Write out each line exactly as given. Leave the pictures out of your copy.

□ □ □ □ □ □ □

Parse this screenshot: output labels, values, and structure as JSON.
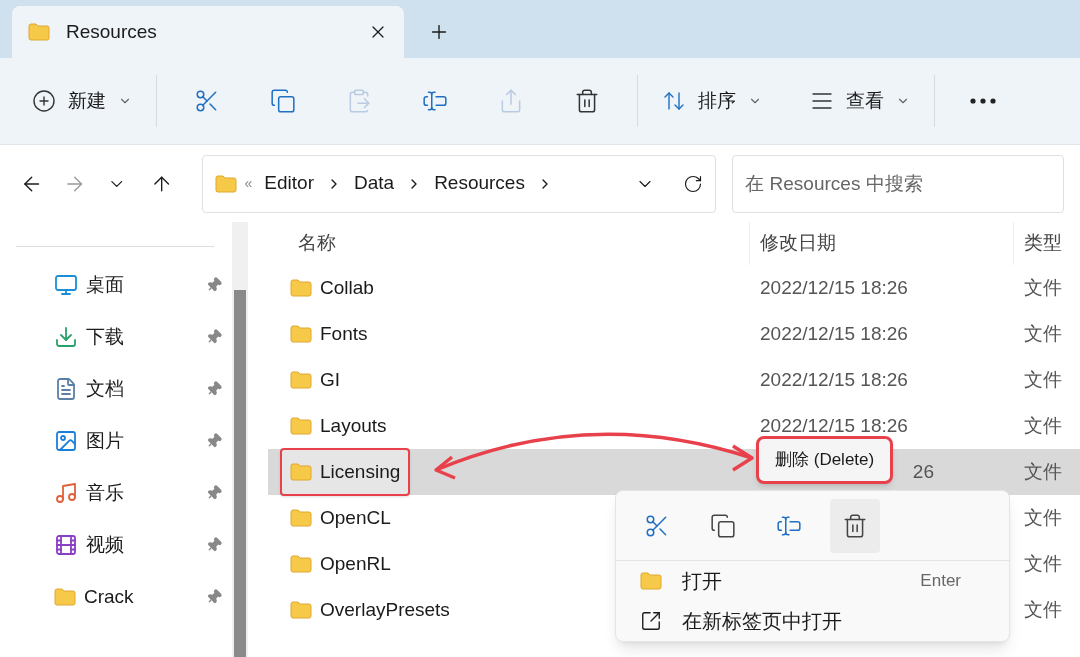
{
  "tabs": [
    {
      "title": "Resources",
      "selected": true
    }
  ],
  "toolbar": [
    {
      "kind": "menu",
      "label": "新建"
    },
    {
      "kind": "icon",
      "disabled": false
    },
    {
      "kind": "icon",
      "disabled": false
    },
    {
      "kind": "icon",
      "disabled": true
    },
    {
      "kind": "icon",
      "disabled": false
    },
    {
      "kind": "icon",
      "disabled": true
    },
    {
      "kind": "icon",
      "disabled": false
    },
    {
      "kind": "menu",
      "label": "排序"
    },
    {
      "kind": "menu",
      "label": "查看"
    },
    {
      "kind": "more"
    }
  ],
  "address": {
    "overflow": "«",
    "crumbs": [
      "Editor",
      "Data",
      "Resources"
    ]
  },
  "search": {
    "placeholder": "在 Resources 中搜索"
  },
  "sidebar": {
    "items": [
      {
        "label": "桌面",
        "pinned": true
      },
      {
        "label": "下载",
        "pinned": true
      },
      {
        "label": "文档",
        "pinned": true
      },
      {
        "label": "图片",
        "pinned": true
      },
      {
        "label": "音乐",
        "pinned": true
      },
      {
        "label": "视频",
        "pinned": true
      },
      {
        "label": "Crack",
        "pinned": true
      }
    ]
  },
  "table": {
    "columns": [
      "名称",
      "修改日期",
      "类型"
    ],
    "rows": [
      {
        "name": "Collab",
        "date": "2022/12/15 18:26",
        "type": "文件",
        "selected": false
      },
      {
        "name": "Fonts",
        "date": "2022/12/15 18:26",
        "type": "文件",
        "selected": false
      },
      {
        "name": "GI",
        "date": "2022/12/15 18:26",
        "type": "文件",
        "selected": false
      },
      {
        "name": "Layouts",
        "date": "2022/12/15 18:26",
        "type": "文件",
        "selected": false
      },
      {
        "name": "Licensing",
        "date": "26",
        "type": "文件",
        "selected": true
      },
      {
        "name": "OpenCL",
        "type": "文件",
        "selected": false
      },
      {
        "name": "OpenRL",
        "type": "文件",
        "selected": false
      },
      {
        "name": "OverlayPresets",
        "type": "文件",
        "selected": false
      }
    ]
  },
  "tooltip": {
    "text": "删除 (Delete)"
  },
  "context_menu": {
    "icon_buttons": [
      {
        "hovered": false
      },
      {
        "hovered": false
      },
      {
        "hovered": false
      },
      {
        "hovered": true
      }
    ],
    "items": [
      {
        "label": "打开",
        "shortcut": "Enter"
      },
      {
        "label": "在新标签页中打开"
      }
    ]
  }
}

□ □ □ □ □ □ □

*Completed exercise:*
Parse this screenshot: output labels, values, and structure as JSON.
{
  "tabs": [
    {
      "title": "Resources",
      "selected": true
    }
  ],
  "toolbar": [
    {
      "kind": "menu",
      "label": "新建"
    },
    {
      "kind": "icon",
      "disabled": false
    },
    {
      "kind": "icon",
      "disabled": false
    },
    {
      "kind": "icon",
      "disabled": true
    },
    {
      "kind": "icon",
      "disabled": false
    },
    {
      "kind": "icon",
      "disabled": true
    },
    {
      "kind": "icon",
      "disabled": false
    },
    {
      "kind": "menu",
      "label": "排序"
    },
    {
      "kind": "menu",
      "label": "查看"
    },
    {
      "kind": "more"
    }
  ],
  "address": {
    "overflow": "«",
    "crumbs": [
      "Editor",
      "Data",
      "Resources"
    ]
  },
  "search": {
    "placeholder": "在 Resources 中搜索"
  },
  "sidebar": {
    "items": [
      {
        "label": "桌面",
        "pinned": true
      },
      {
        "label": "下载",
        "pinned": true
      },
      {
        "label": "文档",
        "pinned": true
      },
      {
        "label": "图片",
        "pinned": true
      },
      {
        "label": "音乐",
        "pinned": true
      },
      {
        "label": "视频",
        "pinned": true
      },
      {
        "label": "Crack",
        "pinned": true
      }
    ]
  },
  "table": {
    "columns": [
      "名称",
      "修改日期",
      "类型"
    ],
    "rows": [
      {
        "name": "Collab",
        "date": "2022/12/15 18:26",
        "type": "文件",
        "selected": false
      },
      {
        "name": "Fonts",
        "date": "2022/12/15 18:26",
        "type": "文件",
        "selected": false
      },
      {
        "name": "GI",
        "date": "2022/12/15 18:26",
        "type": "文件",
        "selected": false
      },
      {
        "name": "Layouts",
        "date": "2022/12/15 18:26",
        "type": "文件",
        "selected": false
      },
      {
        "name": "Licensing",
        "date": "26",
        "type": "文件",
        "selected": true
      },
      {
        "name": "OpenCL",
        "type": "文件",
        "selected": false
      },
      {
        "name": "OpenRL",
        "type": "文件",
        "selected": false
      },
      {
        "name": "OverlayPresets",
        "type": "文件",
        "selected": false
      }
    ]
  },
  "tooltip": {
    "text": "删除 (Delete)"
  },
  "context_menu": {
    "icon_buttons": [
      {
        "hovered": false
      },
      {
        "hovered": false
      },
      {
        "hovered": false
      },
      {
        "hovered": true
      }
    ],
    "items": [
      {
        "label": "打开",
        "shortcut": "Enter"
      },
      {
        "label": "在新标签页中打开"
      }
    ]
  }
}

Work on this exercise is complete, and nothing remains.